* **Exercise task**:
Would you return the complete listing below word for word?

* **Given information**:
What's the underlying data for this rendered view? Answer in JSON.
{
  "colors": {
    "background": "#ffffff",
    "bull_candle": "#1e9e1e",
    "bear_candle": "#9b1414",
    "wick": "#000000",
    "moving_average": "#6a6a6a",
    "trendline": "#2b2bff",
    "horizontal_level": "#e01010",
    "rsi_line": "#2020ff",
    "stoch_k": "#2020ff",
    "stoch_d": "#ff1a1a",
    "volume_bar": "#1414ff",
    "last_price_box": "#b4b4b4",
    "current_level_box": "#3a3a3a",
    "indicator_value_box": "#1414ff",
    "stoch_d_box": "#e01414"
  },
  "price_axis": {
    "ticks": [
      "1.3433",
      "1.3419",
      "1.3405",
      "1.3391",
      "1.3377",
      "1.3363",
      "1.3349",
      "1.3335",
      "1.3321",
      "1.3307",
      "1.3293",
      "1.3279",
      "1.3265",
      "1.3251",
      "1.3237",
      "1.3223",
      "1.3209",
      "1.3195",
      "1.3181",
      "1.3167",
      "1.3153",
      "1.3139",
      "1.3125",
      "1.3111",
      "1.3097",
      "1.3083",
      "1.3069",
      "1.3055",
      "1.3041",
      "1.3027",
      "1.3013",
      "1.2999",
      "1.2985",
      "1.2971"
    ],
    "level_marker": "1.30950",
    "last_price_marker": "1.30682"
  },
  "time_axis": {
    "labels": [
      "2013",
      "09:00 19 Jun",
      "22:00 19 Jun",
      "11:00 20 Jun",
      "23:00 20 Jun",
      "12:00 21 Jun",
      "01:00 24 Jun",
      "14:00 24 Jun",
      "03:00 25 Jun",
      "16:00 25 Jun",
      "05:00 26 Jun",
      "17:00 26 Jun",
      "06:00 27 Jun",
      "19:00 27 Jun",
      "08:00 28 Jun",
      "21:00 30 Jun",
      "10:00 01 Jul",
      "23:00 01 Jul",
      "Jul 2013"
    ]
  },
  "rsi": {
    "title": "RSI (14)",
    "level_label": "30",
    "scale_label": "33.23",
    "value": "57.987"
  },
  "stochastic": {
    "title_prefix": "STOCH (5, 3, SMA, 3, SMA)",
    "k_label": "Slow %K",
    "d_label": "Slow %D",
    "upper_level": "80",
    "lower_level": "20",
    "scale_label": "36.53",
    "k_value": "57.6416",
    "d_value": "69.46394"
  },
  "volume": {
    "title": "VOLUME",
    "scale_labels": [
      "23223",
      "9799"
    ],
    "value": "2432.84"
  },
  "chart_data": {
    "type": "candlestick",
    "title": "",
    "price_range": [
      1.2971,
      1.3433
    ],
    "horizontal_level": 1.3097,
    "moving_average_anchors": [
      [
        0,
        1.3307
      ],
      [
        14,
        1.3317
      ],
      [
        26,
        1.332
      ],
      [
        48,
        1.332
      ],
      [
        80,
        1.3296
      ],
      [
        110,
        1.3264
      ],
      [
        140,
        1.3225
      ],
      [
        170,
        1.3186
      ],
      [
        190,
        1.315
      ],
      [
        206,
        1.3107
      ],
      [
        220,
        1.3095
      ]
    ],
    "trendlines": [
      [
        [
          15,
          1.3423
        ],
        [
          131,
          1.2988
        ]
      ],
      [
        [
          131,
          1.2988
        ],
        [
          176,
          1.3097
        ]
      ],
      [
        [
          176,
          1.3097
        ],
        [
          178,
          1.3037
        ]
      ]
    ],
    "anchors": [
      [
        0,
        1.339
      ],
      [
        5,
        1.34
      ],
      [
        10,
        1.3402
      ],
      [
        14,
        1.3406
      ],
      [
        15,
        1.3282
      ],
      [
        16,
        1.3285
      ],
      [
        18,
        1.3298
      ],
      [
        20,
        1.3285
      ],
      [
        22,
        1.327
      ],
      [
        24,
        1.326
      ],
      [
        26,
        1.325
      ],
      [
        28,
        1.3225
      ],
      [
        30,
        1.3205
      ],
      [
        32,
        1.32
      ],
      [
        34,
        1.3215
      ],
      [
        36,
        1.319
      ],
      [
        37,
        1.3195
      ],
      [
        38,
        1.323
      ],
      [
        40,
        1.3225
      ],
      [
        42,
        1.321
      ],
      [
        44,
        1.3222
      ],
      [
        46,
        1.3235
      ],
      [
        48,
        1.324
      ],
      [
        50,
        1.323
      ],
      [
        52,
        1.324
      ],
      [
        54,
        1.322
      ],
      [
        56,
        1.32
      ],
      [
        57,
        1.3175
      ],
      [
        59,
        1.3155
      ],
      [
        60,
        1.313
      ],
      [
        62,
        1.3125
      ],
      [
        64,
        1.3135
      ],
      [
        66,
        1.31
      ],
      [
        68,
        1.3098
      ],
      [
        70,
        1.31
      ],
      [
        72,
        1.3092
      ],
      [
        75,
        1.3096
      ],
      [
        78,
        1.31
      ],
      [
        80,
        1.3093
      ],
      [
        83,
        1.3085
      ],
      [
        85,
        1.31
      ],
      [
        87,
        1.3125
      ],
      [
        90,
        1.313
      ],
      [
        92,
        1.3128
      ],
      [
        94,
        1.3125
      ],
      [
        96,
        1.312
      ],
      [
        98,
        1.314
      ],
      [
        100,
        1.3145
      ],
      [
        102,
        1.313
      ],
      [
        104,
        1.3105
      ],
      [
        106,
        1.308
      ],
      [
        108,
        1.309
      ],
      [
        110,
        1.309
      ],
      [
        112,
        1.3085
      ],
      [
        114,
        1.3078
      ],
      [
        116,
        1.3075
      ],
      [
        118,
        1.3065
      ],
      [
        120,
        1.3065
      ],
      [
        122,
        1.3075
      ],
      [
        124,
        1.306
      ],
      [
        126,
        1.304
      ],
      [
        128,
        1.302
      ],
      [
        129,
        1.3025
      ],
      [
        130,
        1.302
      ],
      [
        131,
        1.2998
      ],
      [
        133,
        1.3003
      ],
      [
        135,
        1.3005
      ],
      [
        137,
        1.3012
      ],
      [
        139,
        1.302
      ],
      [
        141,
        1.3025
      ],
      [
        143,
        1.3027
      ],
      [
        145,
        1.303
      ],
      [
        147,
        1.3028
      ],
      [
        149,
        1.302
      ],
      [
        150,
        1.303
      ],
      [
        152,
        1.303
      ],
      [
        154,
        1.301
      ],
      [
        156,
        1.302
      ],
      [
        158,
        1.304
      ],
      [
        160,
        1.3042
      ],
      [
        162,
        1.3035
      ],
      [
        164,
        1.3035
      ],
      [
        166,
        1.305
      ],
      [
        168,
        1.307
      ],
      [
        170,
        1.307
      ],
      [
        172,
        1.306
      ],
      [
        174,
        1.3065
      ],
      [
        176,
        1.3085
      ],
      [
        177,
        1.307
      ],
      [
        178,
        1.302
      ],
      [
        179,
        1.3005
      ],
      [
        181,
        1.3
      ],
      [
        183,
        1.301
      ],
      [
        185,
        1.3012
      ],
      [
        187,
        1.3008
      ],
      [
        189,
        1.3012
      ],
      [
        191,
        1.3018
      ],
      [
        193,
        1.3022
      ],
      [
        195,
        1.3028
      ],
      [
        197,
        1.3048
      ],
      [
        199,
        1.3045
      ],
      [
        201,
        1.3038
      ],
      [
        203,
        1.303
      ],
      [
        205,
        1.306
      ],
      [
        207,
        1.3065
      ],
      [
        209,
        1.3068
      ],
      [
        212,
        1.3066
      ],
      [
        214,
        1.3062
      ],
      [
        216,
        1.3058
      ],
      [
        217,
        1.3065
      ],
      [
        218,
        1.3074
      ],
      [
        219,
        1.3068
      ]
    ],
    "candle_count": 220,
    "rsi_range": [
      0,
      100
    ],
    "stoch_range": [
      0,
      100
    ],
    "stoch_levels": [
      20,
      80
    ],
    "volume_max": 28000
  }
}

* **Solution**:
What's the underlying data for this rendered view? Answer in JSON.
{
  "colors": {
    "background": "#ffffff",
    "bull_candle": "#1e9e1e",
    "bear_candle": "#9b1414",
    "wick": "#000000",
    "moving_average": "#6a6a6a",
    "trendline": "#2b2bff",
    "horizontal_level": "#e01010",
    "rsi_line": "#2020ff",
    "stoch_k": "#2020ff",
    "stoch_d": "#ff1a1a",
    "volume_bar": "#1414ff",
    "last_price_box": "#b4b4b4",
    "current_level_box": "#3a3a3a",
    "indicator_value_box": "#1414ff",
    "stoch_d_box": "#e01414"
  },
  "price_axis": {
    "ticks": [
      "1.3433",
      "1.3419",
      "1.3405",
      "1.3391",
      "1.3377",
      "1.3363",
      "1.3349",
      "1.3335",
      "1.3321",
      "1.3307",
      "1.3293",
      "1.3279",
      "1.3265",
      "1.3251",
      "1.3237",
      "1.3223",
      "1.3209",
      "1.3195",
      "1.3181",
      "1.3167",
      "1.3153",
      "1.3139",
      "1.3125",
      "1.3111",
      "1.3097",
      "1.3083",
      "1.3069",
      "1.3055",
      "1.3041",
      "1.3027",
      "1.3013",
      "1.2999",
      "1.2985",
      "1.2971"
    ],
    "level_marker": "1.30950",
    "last_price_marker": "1.30682"
  },
  "time_axis": {
    "labels": [
      "2013",
      "09:00 19 Jun",
      "22:00 19 Jun",
      "11:00 20 Jun",
      "23:00 20 Jun",
      "12:00 21 Jun",
      "01:00 24 Jun",
      "14:00 24 Jun",
      "03:00 25 Jun",
      "16:00 25 Jun",
      "05:00 26 Jun",
      "17:00 26 Jun",
      "06:00 27 Jun",
      "19:00 27 Jun",
      "08:00 28 Jun",
      "21:00 30 Jun",
      "10:00 01 Jul",
      "23:00 01 Jul",
      "Jul 2013"
    ]
  },
  "rsi": {
    "title": "RSI (14)",
    "level_label": "30",
    "scale_label": "33.23",
    "value": "57.987"
  },
  "stochastic": {
    "title_prefix": "STOCH (5, 3, SMA, 3, SMA)",
    "k_label": "Slow %K",
    "d_label": "Slow %D",
    "upper_level": "80",
    "lower_level": "20",
    "scale_label": "36.53",
    "k_value": "57.6416",
    "d_value": "69.46394"
  },
  "volume": {
    "title": "VOLUME",
    "scale_labels": [
      "23223",
      "9799"
    ],
    "value": "2432.84"
  },
  "chart_data": {
    "type": "candlestick",
    "title": "",
    "price_range": [
      1.2971,
      1.3433
    ],
    "horizontal_level": 1.3097,
    "moving_average_anchors": [
      [
        0,
        1.3307
      ],
      [
        14,
        1.3317
      ],
      [
        26,
        1.332
      ],
      [
        48,
        1.332
      ],
      [
        80,
        1.3296
      ],
      [
        110,
        1.3264
      ],
      [
        140,
        1.3225
      ],
      [
        170,
        1.3186
      ],
      [
        190,
        1.315
      ],
      [
        206,
        1.3107
      ],
      [
        220,
        1.3095
      ]
    ],
    "trendlines": [
      [
        [
          15,
          1.3423
        ],
        [
          131,
          1.2988
        ]
      ],
      [
        [
          131,
          1.2988
        ],
        [
          176,
          1.3097
        ]
      ],
      [
        [
          176,
          1.3097
        ],
        [
          178,
          1.3037
        ]
      ]
    ],
    "anchors": [
      [
        0,
        1.339
      ],
      [
        5,
        1.34
      ],
      [
        10,
        1.3402
      ],
      [
        14,
        1.3406
      ],
      [
        15,
        1.3282
      ],
      [
        16,
        1.3285
      ],
      [
        18,
        1.3298
      ],
      [
        20,
        1.3285
      ],
      [
        22,
        1.327
      ],
      [
        24,
        1.326
      ],
      [
        26,
        1.325
      ],
      [
        28,
        1.3225
      ],
      [
        30,
        1.3205
      ],
      [
        32,
        1.32
      ],
      [
        34,
        1.3215
      ],
      [
        36,
        1.319
      ],
      [
        37,
        1.3195
      ],
      [
        38,
        1.323
      ],
      [
        40,
        1.3225
      ],
      [
        42,
        1.321
      ],
      [
        44,
        1.3222
      ],
      [
        46,
        1.3235
      ],
      [
        48,
        1.324
      ],
      [
        50,
        1.323
      ],
      [
        52,
        1.324
      ],
      [
        54,
        1.322
      ],
      [
        56,
        1.32
      ],
      [
        57,
        1.3175
      ],
      [
        59,
        1.3155
      ],
      [
        60,
        1.313
      ],
      [
        62,
        1.3125
      ],
      [
        64,
        1.3135
      ],
      [
        66,
        1.31
      ],
      [
        68,
        1.3098
      ],
      [
        70,
        1.31
      ],
      [
        72,
        1.3092
      ],
      [
        75,
        1.3096
      ],
      [
        78,
        1.31
      ],
      [
        80,
        1.3093
      ],
      [
        83,
        1.3085
      ],
      [
        85,
        1.31
      ],
      [
        87,
        1.3125
      ],
      [
        90,
        1.313
      ],
      [
        92,
        1.3128
      ],
      [
        94,
        1.3125
      ],
      [
        96,
        1.312
      ],
      [
        98,
        1.314
      ],
      [
        100,
        1.3145
      ],
      [
        102,
        1.313
      ],
      [
        104,
        1.3105
      ],
      [
        106,
        1.308
      ],
      [
        108,
        1.309
      ],
      [
        110,
        1.309
      ],
      [
        112,
        1.3085
      ],
      [
        114,
        1.3078
      ],
      [
        116,
        1.3075
      ],
      [
        118,
        1.3065
      ],
      [
        120,
        1.3065
      ],
      [
        122,
        1.3075
      ],
      [
        124,
        1.306
      ],
      [
        126,
        1.304
      ],
      [
        128,
        1.302
      ],
      [
        129,
        1.3025
      ],
      [
        130,
        1.302
      ],
      [
        131,
        1.2998
      ],
      [
        133,
        1.3003
      ],
      [
        135,
        1.3005
      ],
      [
        137,
        1.3012
      ],
      [
        139,
        1.302
      ],
      [
        141,
        1.3025
      ],
      [
        143,
        1.3027
      ],
      [
        145,
        1.303
      ],
      [
        147,
        1.3028
      ],
      [
        149,
        1.302
      ],
      [
        150,
        1.303
      ],
      [
        152,
        1.303
      ],
      [
        154,
        1.301
      ],
      [
        156,
        1.302
      ],
      [
        158,
        1.304
      ],
      [
        160,
        1.3042
      ],
      [
        162,
        1.3035
      ],
      [
        164,
        1.3035
      ],
      [
        166,
        1.305
      ],
      [
        168,
        1.307
      ],
      [
        170,
        1.307
      ],
      [
        172,
        1.306
      ],
      [
        174,
        1.3065
      ],
      [
        176,
        1.3085
      ],
      [
        177,
        1.307
      ],
      [
        178,
        1.302
      ],
      [
        179,
        1.3005
      ],
      [
        181,
        1.3
      ],
      [
        183,
        1.301
      ],
      [
        185,
        1.3012
      ],
      [
        187,
        1.3008
      ],
      [
        189,
        1.3012
      ],
      [
        191,
        1.3018
      ],
      [
        193,
        1.3022
      ],
      [
        195,
        1.3028
      ],
      [
        197,
        1.3048
      ],
      [
        199,
        1.3045
      ],
      [
        201,
        1.3038
      ],
      [
        203,
        1.303
      ],
      [
        205,
        1.306
      ],
      [
        207,
        1.3065
      ],
      [
        209,
        1.3068
      ],
      [
        212,
        1.3066
      ],
      [
        214,
        1.3062
      ],
      [
        216,
        1.3058
      ],
      [
        217,
        1.3065
      ],
      [
        218,
        1.3074
      ],
      [
        219,
        1.3068
      ]
    ],
    "candle_count": 220,
    "rsi_range": [
      0,
      100
    ],
    "stoch_range": [
      0,
      100
    ],
    "stoch_levels": [
      20,
      80
    ],
    "volume_max": 28000
  }
}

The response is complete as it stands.